Some records:
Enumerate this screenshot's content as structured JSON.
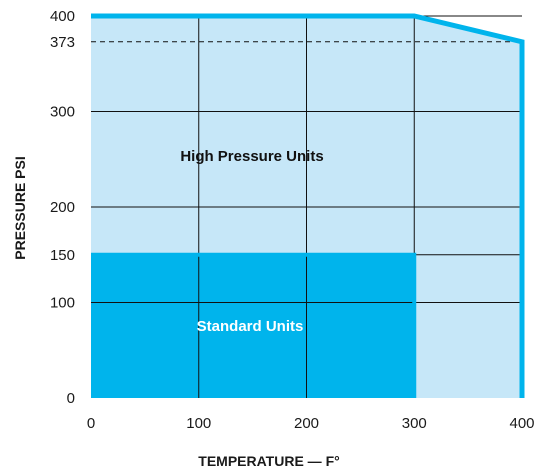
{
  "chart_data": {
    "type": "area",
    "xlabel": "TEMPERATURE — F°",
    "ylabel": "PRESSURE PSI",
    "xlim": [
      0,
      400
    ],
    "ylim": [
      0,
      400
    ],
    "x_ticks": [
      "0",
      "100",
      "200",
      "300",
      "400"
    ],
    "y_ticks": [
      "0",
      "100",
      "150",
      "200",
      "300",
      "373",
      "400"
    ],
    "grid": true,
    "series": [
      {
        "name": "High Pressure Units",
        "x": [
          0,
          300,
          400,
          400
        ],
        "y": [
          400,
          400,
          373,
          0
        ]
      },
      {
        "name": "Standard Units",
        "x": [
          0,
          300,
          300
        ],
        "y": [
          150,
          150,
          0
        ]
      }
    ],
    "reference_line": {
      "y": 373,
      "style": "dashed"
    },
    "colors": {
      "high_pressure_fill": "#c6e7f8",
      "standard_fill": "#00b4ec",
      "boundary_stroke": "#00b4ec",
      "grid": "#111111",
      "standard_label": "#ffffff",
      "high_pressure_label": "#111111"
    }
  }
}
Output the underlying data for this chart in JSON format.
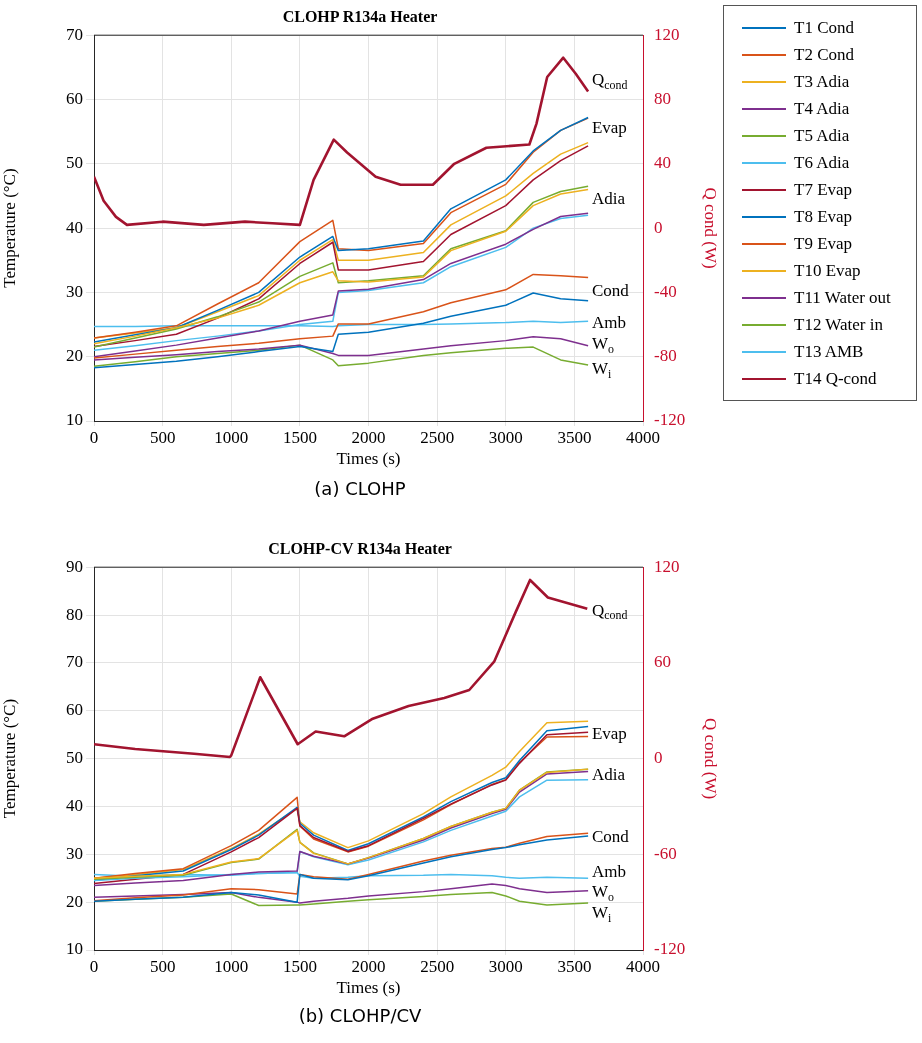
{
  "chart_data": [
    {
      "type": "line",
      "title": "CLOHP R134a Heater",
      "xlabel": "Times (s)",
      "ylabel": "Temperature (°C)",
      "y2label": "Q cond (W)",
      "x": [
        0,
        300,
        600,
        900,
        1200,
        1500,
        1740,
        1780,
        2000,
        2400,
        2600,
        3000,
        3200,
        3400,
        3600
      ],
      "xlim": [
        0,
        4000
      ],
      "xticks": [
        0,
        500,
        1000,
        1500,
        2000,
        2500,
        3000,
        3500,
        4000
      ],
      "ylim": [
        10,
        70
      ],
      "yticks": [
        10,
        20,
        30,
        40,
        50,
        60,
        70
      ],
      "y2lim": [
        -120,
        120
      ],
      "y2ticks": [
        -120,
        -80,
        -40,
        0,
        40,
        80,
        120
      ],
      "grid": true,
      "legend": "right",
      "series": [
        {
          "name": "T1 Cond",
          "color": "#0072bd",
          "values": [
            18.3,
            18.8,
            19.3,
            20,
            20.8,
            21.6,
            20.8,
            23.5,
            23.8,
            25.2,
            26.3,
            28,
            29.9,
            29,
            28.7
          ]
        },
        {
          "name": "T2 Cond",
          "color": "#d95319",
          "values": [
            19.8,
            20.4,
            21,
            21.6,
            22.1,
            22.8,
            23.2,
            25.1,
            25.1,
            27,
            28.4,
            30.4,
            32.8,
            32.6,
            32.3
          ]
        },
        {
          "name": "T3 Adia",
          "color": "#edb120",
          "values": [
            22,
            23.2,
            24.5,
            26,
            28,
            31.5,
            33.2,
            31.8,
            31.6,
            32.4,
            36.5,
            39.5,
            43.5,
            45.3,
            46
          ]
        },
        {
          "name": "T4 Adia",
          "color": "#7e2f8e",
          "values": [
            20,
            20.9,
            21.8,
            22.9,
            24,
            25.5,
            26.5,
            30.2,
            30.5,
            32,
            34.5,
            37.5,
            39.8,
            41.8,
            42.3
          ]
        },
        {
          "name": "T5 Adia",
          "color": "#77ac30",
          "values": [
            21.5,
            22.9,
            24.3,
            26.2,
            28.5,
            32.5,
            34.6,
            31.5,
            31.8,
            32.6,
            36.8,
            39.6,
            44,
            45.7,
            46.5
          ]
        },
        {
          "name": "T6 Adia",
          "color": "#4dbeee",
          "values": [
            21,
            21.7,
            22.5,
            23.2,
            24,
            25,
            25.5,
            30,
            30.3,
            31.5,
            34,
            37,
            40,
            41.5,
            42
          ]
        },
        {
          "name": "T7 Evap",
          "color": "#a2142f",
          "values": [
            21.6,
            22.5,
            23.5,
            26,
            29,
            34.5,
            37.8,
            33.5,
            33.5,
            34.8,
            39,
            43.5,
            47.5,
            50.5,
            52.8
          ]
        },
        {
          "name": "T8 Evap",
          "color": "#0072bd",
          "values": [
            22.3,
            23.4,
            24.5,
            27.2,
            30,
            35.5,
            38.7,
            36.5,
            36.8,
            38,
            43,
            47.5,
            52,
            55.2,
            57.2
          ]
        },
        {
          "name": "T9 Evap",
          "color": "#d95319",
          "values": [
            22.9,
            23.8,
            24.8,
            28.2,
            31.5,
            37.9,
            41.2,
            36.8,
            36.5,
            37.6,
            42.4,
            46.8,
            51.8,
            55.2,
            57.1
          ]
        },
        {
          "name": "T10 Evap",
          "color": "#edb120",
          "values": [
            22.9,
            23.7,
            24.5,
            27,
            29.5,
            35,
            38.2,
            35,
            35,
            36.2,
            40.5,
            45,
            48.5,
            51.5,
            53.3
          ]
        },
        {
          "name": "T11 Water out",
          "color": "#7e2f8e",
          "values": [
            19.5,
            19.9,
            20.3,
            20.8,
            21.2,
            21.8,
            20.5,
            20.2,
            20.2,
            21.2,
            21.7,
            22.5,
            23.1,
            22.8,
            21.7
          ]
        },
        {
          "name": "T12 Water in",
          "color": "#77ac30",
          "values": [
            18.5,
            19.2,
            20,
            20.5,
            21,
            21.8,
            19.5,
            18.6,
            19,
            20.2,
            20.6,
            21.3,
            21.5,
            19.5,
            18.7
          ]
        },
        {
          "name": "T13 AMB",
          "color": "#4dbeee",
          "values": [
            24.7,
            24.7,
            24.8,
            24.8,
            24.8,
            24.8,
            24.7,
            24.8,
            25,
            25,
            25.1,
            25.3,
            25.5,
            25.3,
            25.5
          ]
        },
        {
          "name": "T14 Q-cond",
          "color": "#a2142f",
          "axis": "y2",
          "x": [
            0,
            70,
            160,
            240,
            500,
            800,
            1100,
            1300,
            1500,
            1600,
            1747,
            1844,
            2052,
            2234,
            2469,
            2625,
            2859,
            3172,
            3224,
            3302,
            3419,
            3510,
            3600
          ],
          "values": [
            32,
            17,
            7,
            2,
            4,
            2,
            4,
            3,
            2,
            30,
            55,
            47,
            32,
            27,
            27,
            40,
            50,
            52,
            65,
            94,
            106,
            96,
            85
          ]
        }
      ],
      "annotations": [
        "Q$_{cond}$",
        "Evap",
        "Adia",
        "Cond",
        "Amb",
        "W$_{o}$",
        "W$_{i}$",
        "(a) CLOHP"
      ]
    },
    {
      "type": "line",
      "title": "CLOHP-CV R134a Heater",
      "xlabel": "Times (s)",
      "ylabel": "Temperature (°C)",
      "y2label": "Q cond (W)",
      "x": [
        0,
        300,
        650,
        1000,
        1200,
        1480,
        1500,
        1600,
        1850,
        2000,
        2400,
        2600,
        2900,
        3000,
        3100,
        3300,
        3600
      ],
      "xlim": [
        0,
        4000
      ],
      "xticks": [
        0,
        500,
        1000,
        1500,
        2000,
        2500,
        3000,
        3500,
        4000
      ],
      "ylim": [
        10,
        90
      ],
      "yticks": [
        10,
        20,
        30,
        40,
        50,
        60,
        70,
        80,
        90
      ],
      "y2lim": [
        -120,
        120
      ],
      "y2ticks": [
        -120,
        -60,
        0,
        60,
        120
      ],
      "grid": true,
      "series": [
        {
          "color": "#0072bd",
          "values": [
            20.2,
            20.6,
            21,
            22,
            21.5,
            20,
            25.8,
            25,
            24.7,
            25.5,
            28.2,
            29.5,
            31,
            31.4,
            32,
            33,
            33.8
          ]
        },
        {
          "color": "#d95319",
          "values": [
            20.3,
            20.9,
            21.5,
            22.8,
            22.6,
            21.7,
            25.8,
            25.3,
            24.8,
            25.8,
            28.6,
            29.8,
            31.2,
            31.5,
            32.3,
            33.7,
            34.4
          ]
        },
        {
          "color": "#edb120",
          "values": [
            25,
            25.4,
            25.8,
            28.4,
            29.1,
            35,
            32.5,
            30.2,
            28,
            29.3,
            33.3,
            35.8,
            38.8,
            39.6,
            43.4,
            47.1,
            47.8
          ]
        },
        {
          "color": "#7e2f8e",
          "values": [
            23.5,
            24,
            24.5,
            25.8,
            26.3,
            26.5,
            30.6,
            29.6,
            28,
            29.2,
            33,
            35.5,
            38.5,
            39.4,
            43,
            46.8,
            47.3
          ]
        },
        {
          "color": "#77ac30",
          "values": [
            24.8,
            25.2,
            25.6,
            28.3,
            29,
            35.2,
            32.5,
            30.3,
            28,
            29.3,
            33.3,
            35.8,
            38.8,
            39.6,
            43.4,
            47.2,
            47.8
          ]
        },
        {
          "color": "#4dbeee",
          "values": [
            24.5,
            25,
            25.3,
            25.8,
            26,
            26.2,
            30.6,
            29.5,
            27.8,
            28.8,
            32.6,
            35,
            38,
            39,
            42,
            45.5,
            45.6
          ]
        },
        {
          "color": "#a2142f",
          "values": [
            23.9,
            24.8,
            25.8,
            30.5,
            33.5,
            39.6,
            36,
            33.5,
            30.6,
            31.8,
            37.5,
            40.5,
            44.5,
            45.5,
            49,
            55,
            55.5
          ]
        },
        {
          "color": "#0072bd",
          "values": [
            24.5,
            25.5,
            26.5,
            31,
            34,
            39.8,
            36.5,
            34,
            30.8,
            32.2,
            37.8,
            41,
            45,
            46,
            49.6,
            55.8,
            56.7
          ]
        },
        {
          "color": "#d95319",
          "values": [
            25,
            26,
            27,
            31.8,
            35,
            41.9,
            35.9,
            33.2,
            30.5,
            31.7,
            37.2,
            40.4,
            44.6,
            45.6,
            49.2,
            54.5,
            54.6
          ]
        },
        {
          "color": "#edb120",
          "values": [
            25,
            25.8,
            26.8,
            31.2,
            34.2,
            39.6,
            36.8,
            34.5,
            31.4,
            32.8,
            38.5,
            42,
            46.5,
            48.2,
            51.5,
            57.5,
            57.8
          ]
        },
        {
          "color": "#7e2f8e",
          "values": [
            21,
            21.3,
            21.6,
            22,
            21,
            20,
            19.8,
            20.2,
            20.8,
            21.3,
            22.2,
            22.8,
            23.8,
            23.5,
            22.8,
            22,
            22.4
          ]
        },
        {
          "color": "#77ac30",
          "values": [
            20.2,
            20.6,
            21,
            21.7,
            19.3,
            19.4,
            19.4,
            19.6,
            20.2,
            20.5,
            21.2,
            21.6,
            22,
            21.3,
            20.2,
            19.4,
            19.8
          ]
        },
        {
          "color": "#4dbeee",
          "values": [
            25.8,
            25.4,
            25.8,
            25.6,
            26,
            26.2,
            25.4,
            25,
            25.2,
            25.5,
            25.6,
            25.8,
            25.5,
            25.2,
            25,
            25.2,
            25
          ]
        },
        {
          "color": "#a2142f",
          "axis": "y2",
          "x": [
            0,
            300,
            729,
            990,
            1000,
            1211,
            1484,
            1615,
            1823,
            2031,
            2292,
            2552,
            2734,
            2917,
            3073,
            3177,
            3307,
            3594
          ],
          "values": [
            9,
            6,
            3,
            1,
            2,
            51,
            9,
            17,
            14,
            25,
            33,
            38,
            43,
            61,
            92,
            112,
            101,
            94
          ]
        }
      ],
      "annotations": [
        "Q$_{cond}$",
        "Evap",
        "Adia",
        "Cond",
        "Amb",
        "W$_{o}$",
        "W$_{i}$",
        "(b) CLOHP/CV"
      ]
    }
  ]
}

Set task - Find how many lines include the string "grid" and report that number alone.

Written answer - 4